__Stated goal__.
Type out the records that follow, exactly as given.

__Records shown__.
⟨

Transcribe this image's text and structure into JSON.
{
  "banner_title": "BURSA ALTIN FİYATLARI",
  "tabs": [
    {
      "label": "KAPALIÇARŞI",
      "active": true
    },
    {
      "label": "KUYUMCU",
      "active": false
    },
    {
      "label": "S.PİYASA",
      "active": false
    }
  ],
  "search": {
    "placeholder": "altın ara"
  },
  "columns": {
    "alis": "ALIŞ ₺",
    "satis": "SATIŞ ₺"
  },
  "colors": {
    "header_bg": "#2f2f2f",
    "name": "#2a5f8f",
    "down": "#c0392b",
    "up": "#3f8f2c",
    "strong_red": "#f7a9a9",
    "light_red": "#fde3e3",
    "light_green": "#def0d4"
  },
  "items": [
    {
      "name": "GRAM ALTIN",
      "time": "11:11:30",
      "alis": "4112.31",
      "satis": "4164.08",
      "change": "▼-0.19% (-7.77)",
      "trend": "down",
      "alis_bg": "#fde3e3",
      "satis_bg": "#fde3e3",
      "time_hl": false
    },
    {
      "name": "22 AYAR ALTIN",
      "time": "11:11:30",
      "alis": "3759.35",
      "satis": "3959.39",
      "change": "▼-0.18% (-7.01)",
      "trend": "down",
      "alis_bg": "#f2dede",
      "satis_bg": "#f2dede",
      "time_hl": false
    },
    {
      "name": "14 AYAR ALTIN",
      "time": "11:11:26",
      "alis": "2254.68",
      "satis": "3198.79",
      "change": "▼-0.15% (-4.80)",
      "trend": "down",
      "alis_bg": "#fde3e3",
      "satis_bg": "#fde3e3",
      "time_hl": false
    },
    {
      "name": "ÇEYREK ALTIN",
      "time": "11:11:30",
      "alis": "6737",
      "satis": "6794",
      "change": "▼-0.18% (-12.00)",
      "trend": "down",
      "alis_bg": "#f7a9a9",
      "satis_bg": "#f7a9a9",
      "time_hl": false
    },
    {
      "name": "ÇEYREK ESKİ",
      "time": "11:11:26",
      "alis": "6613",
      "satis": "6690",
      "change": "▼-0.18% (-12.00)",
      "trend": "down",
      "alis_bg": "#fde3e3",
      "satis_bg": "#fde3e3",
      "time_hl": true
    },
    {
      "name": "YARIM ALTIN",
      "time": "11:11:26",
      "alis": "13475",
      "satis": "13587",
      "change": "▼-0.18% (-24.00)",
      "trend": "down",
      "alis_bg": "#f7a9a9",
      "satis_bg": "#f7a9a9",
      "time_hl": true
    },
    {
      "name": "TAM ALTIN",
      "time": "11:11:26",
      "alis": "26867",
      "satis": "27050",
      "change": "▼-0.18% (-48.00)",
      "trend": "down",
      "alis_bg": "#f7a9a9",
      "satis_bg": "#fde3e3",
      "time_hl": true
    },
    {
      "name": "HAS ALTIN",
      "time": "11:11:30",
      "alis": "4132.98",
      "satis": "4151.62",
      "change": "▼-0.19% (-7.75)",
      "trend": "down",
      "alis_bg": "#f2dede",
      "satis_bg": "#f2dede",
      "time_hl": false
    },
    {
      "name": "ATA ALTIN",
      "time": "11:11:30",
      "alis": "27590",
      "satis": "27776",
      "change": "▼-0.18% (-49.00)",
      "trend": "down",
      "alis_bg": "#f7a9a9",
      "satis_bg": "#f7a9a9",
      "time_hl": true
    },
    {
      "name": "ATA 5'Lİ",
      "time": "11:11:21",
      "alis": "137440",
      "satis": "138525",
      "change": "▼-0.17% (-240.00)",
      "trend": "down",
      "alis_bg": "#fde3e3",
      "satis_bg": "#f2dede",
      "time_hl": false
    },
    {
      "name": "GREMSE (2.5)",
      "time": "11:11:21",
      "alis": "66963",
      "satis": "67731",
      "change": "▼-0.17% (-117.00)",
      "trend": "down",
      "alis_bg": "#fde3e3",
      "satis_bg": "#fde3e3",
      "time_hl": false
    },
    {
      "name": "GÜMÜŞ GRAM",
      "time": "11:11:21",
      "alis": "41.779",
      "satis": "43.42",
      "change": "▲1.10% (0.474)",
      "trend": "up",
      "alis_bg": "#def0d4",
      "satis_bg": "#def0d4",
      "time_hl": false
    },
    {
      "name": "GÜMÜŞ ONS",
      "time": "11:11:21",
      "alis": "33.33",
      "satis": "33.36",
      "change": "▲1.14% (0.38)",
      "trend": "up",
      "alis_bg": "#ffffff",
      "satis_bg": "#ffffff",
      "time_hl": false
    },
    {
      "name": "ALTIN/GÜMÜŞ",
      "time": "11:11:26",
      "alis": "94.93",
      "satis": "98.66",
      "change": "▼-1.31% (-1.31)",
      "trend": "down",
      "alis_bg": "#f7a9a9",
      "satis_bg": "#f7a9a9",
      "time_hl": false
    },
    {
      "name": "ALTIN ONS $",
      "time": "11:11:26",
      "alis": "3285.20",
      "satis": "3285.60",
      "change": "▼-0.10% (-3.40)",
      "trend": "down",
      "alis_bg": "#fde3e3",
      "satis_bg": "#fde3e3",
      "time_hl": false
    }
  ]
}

⟩

__Result below__.
Transcribe this image's text and structure into JSON.
{
  "banner_title": "BURSA ALTIN FİYATLARI",
  "tabs": [
    {
      "label": "KAPALIÇARŞI",
      "active": true
    },
    {
      "label": "KUYUMCU",
      "active": false
    },
    {
      "label": "S.PİYASA",
      "active": false
    }
  ],
  "search": {
    "placeholder": "altın ara"
  },
  "columns": {
    "alis": "ALIŞ ₺",
    "satis": "SATIŞ ₺"
  },
  "colors": {
    "header_bg": "#2f2f2f",
    "name": "#2a5f8f",
    "down": "#c0392b",
    "up": "#3f8f2c",
    "strong_red": "#f7a9a9",
    "light_red": "#fde3e3",
    "light_green": "#def0d4"
  },
  "items": [
    {
      "name": "GRAM ALTIN",
      "time": "11:11:30",
      "alis": "4112.31",
      "satis": "4164.08",
      "change": "▼-0.19% (-7.77)",
      "trend": "down",
      "alis_bg": "#fde3e3",
      "satis_bg": "#fde3e3",
      "time_hl": false
    },
    {
      "name": "22 AYAR ALTIN",
      "time": "11:11:30",
      "alis": "3759.35",
      "satis": "3959.39",
      "change": "▼-0.18% (-7.01)",
      "trend": "down",
      "alis_bg": "#f2dede",
      "satis_bg": "#f2dede",
      "time_hl": false
    },
    {
      "name": "14 AYAR ALTIN",
      "time": "11:11:26",
      "alis": "2254.68",
      "satis": "3198.79",
      "change": "▼-0.15% (-4.80)",
      "trend": "down",
      "alis_bg": "#fde3e3",
      "satis_bg": "#fde3e3",
      "time_hl": false
    },
    {
      "name": "ÇEYREK ALTIN",
      "time": "11:11:30",
      "alis": "6737",
      "satis": "6794",
      "change": "▼-0.18% (-12.00)",
      "trend": "down",
      "alis_bg": "#f7a9a9",
      "satis_bg": "#f7a9a9",
      "time_hl": false
    },
    {
      "name": "ÇEYREK ESKİ",
      "time": "11:11:26",
      "alis": "6613",
      "satis": "6690",
      "change": "▼-0.18% (-12.00)",
      "trend": "down",
      "alis_bg": "#fde3e3",
      "satis_bg": "#fde3e3",
      "time_hl": true
    },
    {
      "name": "YARIM ALTIN",
      "time": "11:11:26",
      "alis": "13475",
      "satis": "13587",
      "change": "▼-0.18% (-24.00)",
      "trend": "down",
      "alis_bg": "#f7a9a9",
      "satis_bg": "#f7a9a9",
      "time_hl": true
    },
    {
      "name": "TAM ALTIN",
      "time": "11:11:26",
      "alis": "26867",
      "satis": "27050",
      "change": "▼-0.18% (-48.00)",
      "trend": "down",
      "alis_bg": "#f7a9a9",
      "satis_bg": "#fde3e3",
      "time_hl": true
    },
    {
      "name": "HAS ALTIN",
      "time": "11:11:30",
      "alis": "4132.98",
      "satis": "4151.62",
      "change": "▼-0.19% (-7.75)",
      "trend": "down",
      "alis_bg": "#f2dede",
      "satis_bg": "#f2dede",
      "time_hl": false
    },
    {
      "name": "ATA ALTIN",
      "time": "11:11:30",
      "alis": "27590",
      "satis": "27776",
      "change": "▼-0.18% (-49.00)",
      "trend": "down",
      "alis_bg": "#f7a9a9",
      "satis_bg": "#f7a9a9",
      "time_hl": true
    },
    {
      "name": "ATA 5'Lİ",
      "time": "11:11:21",
      "alis": "137440",
      "satis": "138525",
      "change": "▼-0.17% (-240.00)",
      "trend": "down",
      "alis_bg": "#fde3e3",
      "satis_bg": "#f2dede",
      "time_hl": false
    },
    {
      "name": "GREMSE (2.5)",
      "time": "11:11:21",
      "alis": "66963",
      "satis": "67731",
      "change": "▼-0.17% (-117.00)",
      "trend": "down",
      "alis_bg": "#fde3e3",
      "satis_bg": "#fde3e3",
      "time_hl": false
    },
    {
      "name": "GÜMÜŞ GRAM",
      "time": "11:11:21",
      "alis": "41.779",
      "satis": "43.42",
      "change": "▲1.10% (0.474)",
      "trend": "up",
      "alis_bg": "#def0d4",
      "satis_bg": "#def0d4",
      "time_hl": false
    },
    {
      "name": "GÜMÜŞ ONS",
      "time": "11:11:21",
      "alis": "33.33",
      "satis": "33.36",
      "change": "▲1.14% (0.38)",
      "trend": "up",
      "alis_bg": "#ffffff",
      "satis_bg": "#ffffff",
      "time_hl": false
    },
    {
      "name": "ALTIN/GÜMÜŞ",
      "time": "11:11:26",
      "alis": "94.93",
      "satis": "98.66",
      "change": "▼-1.31% (-1.31)",
      "trend": "down",
      "alis_bg": "#f7a9a9",
      "satis_bg": "#f7a9a9",
      "time_hl": false
    },
    {
      "name": "ALTIN ONS $",
      "time": "11:11:26",
      "alis": "3285.20",
      "satis": "3285.60",
      "change": "▼-0.10% (-3.40)",
      "trend": "down",
      "alis_bg": "#fde3e3",
      "satis_bg": "#fde3e3",
      "time_hl": false
    }
  ]
}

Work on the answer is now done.